Find the string "Precipitação" in the data, then copy every line where it is found.

▸ **INFORMATION GIVEN**
—————

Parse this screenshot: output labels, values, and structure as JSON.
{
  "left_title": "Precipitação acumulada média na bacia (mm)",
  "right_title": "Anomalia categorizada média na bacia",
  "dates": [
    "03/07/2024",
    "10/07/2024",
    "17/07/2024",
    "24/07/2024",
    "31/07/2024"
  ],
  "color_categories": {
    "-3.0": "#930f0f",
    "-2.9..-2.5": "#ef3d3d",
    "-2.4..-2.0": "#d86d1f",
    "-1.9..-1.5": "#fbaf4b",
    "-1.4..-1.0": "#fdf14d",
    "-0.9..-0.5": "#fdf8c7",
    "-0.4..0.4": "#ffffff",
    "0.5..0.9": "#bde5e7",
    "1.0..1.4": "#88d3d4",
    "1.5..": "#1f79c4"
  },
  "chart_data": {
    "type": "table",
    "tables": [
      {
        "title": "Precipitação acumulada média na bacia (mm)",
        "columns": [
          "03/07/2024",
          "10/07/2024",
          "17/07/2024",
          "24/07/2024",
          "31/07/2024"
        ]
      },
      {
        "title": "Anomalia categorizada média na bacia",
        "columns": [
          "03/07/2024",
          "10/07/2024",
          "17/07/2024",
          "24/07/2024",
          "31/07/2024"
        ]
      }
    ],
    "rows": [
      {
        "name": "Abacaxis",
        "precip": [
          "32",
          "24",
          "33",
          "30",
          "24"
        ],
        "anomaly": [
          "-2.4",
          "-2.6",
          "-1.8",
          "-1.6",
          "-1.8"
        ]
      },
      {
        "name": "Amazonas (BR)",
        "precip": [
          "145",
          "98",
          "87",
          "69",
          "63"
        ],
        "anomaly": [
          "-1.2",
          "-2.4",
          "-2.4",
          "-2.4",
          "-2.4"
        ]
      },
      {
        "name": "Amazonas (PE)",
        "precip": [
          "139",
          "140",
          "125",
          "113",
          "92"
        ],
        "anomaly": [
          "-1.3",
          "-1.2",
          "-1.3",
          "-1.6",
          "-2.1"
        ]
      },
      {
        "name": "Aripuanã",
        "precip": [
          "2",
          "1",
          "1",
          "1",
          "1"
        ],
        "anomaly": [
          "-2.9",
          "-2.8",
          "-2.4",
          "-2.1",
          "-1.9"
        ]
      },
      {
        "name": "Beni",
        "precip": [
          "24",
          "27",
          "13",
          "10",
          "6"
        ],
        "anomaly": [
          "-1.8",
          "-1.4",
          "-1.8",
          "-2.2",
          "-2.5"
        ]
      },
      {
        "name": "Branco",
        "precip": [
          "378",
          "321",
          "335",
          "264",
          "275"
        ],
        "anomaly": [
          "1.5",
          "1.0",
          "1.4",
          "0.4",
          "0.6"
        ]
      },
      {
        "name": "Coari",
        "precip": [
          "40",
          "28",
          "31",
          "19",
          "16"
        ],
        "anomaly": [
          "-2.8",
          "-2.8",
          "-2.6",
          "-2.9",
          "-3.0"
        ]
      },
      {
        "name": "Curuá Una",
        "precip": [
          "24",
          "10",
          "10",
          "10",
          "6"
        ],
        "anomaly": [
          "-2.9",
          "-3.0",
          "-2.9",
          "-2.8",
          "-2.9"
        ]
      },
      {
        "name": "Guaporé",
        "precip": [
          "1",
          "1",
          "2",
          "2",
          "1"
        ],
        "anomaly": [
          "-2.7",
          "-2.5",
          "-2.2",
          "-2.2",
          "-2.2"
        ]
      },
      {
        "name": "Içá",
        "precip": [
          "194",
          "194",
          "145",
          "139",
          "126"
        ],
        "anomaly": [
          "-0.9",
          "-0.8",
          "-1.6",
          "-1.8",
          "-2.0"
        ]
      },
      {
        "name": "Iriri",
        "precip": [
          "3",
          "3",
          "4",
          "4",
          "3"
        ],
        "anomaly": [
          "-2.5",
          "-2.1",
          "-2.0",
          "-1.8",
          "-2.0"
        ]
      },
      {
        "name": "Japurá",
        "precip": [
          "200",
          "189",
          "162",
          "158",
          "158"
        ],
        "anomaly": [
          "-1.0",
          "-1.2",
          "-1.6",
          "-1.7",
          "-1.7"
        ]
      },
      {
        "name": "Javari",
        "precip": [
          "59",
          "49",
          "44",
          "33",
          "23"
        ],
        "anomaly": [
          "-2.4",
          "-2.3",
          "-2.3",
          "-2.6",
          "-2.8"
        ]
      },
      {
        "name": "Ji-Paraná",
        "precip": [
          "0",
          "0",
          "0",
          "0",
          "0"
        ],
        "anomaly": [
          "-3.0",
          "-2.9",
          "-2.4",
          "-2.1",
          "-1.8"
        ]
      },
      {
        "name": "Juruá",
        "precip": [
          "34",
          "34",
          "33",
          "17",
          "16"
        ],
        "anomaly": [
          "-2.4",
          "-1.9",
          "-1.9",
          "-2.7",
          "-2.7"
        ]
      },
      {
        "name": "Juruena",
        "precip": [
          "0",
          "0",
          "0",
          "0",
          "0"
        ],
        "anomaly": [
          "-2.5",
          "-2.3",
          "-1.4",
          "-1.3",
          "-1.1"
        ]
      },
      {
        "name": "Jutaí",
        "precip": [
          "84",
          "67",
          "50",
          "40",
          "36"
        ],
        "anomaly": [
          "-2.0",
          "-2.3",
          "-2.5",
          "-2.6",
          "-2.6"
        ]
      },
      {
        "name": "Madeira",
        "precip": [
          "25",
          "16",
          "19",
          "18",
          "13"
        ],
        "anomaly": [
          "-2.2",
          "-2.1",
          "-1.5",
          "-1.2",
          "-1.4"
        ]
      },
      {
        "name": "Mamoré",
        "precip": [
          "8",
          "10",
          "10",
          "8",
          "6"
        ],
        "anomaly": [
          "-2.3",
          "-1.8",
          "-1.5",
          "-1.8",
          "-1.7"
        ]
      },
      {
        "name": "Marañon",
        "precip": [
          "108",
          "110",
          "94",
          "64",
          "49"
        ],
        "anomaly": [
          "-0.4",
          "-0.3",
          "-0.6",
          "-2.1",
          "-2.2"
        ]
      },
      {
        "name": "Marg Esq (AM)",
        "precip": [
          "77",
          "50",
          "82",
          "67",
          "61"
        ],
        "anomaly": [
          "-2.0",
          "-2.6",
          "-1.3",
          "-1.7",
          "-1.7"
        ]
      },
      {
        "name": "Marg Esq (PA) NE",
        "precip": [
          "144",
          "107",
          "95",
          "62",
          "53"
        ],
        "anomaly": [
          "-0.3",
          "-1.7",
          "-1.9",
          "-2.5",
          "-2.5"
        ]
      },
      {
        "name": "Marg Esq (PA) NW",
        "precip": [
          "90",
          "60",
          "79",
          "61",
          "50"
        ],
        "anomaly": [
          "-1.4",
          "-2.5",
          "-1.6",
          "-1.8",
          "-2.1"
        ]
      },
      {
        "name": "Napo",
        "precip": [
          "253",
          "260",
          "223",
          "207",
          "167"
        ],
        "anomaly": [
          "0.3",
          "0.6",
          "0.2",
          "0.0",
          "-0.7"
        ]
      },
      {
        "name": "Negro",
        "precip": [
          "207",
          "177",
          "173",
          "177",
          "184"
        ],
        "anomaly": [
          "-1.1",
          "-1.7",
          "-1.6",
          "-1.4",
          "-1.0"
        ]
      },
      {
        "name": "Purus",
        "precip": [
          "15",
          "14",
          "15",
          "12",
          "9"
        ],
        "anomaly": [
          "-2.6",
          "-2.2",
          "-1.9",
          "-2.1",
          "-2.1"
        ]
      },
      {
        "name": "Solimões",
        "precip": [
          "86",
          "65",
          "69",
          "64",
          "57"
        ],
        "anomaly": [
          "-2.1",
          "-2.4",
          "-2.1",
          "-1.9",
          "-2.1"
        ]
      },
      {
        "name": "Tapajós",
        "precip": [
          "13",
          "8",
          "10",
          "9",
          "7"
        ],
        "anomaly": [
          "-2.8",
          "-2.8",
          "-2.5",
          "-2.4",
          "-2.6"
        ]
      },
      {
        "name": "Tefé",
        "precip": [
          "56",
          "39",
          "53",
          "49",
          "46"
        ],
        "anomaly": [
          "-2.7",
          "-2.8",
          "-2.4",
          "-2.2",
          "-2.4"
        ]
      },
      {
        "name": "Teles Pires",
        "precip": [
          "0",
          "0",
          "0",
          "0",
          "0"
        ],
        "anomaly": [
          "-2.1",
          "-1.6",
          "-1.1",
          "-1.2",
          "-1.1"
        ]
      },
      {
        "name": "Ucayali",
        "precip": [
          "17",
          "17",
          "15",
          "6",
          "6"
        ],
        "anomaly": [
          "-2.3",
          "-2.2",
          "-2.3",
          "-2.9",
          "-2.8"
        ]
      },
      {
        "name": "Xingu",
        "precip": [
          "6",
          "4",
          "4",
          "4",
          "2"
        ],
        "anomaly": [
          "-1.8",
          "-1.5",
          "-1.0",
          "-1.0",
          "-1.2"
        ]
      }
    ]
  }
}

—————

▸ **OUTPUT FOR THIS TASK**
  "left_title": "Precipitação acumulada média na bacia (mm)",
        "title": "Precipitação acumulada média na bacia (mm)",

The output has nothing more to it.